# Start of Materials provided

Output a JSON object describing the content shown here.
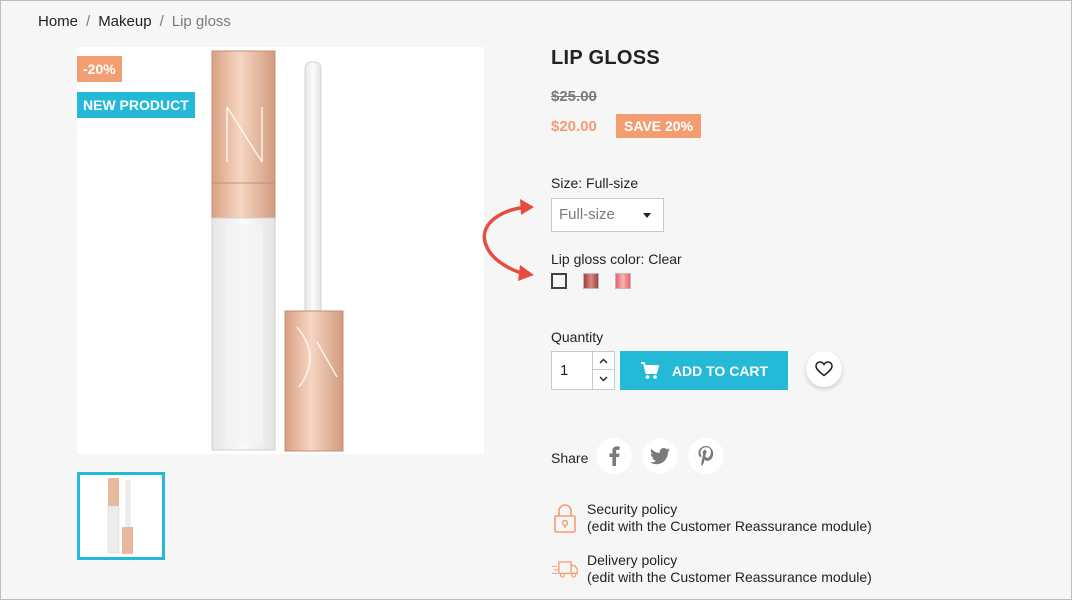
{
  "breadcrumb": {
    "items": [
      "Home",
      "Makeup"
    ],
    "current": "Lip gloss",
    "separator": "/"
  },
  "flags": {
    "discount": "-20%",
    "new": "NEW PRODUCT"
  },
  "product": {
    "title": "LIP GLOSS",
    "regular_price": "$25.00",
    "price": "$20.00",
    "save_badge": "SAVE 20%"
  },
  "variants": {
    "size_label": "Size: Full-size",
    "size_selected": "Full-size",
    "color_label": "Lip gloss color: Clear",
    "colors": [
      "Clear",
      "Red shimmer",
      "Pink"
    ]
  },
  "purchase": {
    "quantity_label": "Quantity",
    "quantity_value": "1",
    "add_to_cart": "ADD TO CART"
  },
  "share": {
    "label": "Share",
    "networks": [
      "facebook-icon",
      "twitter-icon",
      "pinterest-icon"
    ]
  },
  "reassurance": [
    {
      "title": "Security policy",
      "subtitle": "(edit with the Customer Reassurance module)",
      "icon": "lock-icon"
    },
    {
      "title": "Delivery policy",
      "subtitle": "(edit with the Customer Reassurance module)",
      "icon": "delivery-truck-icon"
    }
  ],
  "colors": {
    "accent": "#24b9d7",
    "discount": "#f39d72",
    "text": "#232323",
    "muted": "#7a7a7a",
    "annotation_arrow": "#e74c3c"
  }
}
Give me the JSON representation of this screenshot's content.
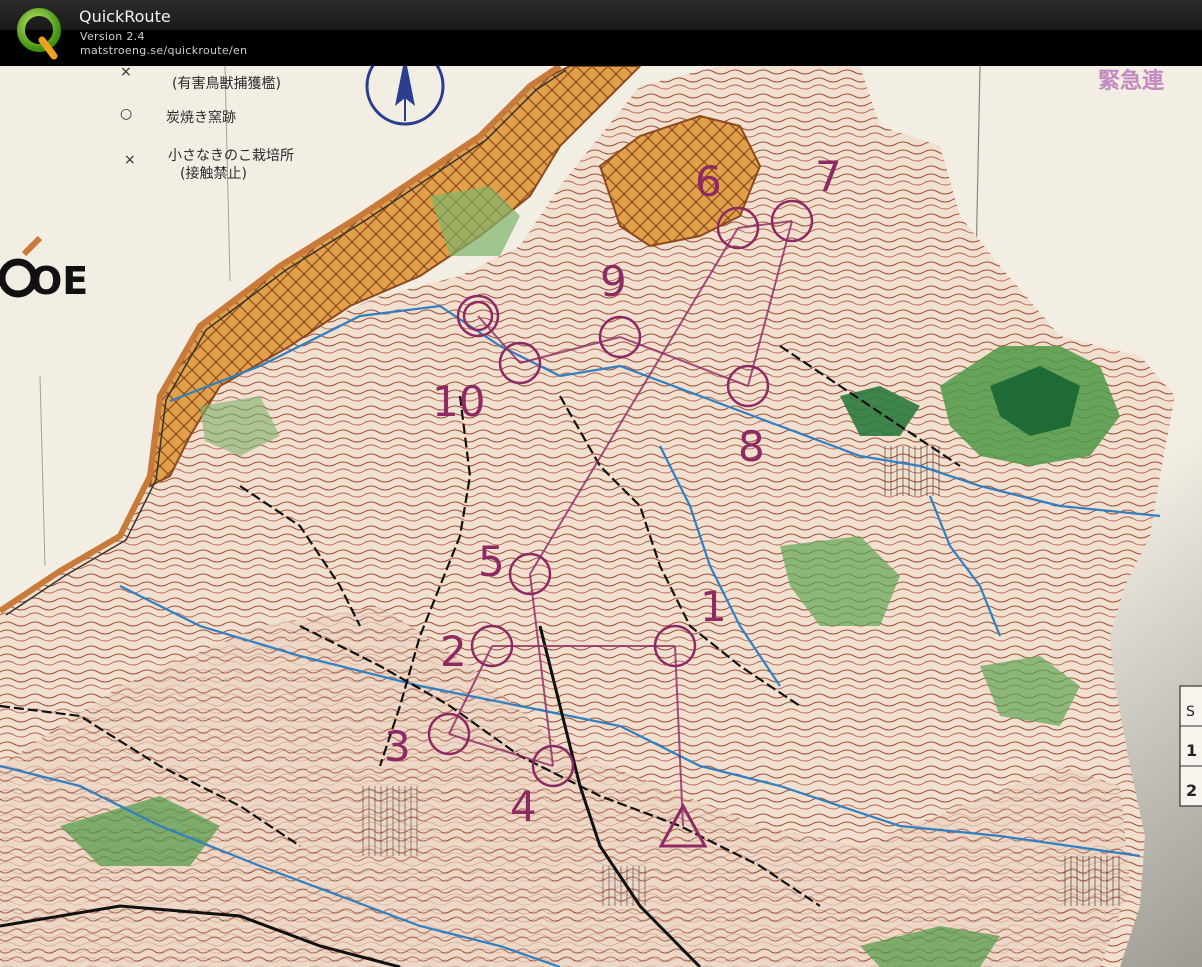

# End of Materials provided

Can you retype every record above exactly, leaving out the pictures?

◆ **Answer in full**
Output a JSON object describing the content shown here.
{
  "breadcrumb": {
    "items": [
      "Home",
      "Makeup"
    ],
    "current": "Lip gloss",
    "separator": "/"
  },
  "flags": {
    "discount": "-20%",
    "new": "NEW PRODUCT"
  },
  "product": {
    "title": "LIP GLOSS",
    "regular_price": "$25.00",
    "price": "$20.00",
    "save_badge": "SAVE 20%"
  },
  "variants": {
    "size_label": "Size: Full-size",
    "size_selected": "Full-size",
    "color_label": "Lip gloss color: Clear",
    "colors": [
      "Clear",
      "Red shimmer",
      "Pink"
    ]
  },
  "purchase": {
    "quantity_label": "Quantity",
    "quantity_value": "1",
    "add_to_cart": "ADD TO CART"
  },
  "share": {
    "label": "Share",
    "networks": [
      "facebook-icon",
      "twitter-icon",
      "pinterest-icon"
    ]
  },
  "reassurance": [
    {
      "title": "Security policy",
      "subtitle": "(edit with the Customer Reassurance module)",
      "icon": "lock-icon"
    },
    {
      "title": "Delivery policy",
      "subtitle": "(edit with the Customer Reassurance module)",
      "icon": "delivery-truck-icon"
    }
  ],
  "colors": {
    "accent": "#24b9d7",
    "discount": "#f39d72",
    "text": "#232323",
    "muted": "#7a7a7a",
    "annotation_arrow": "#e74c3c"
  }
}
Give me the JSON representation of this screenshot's content.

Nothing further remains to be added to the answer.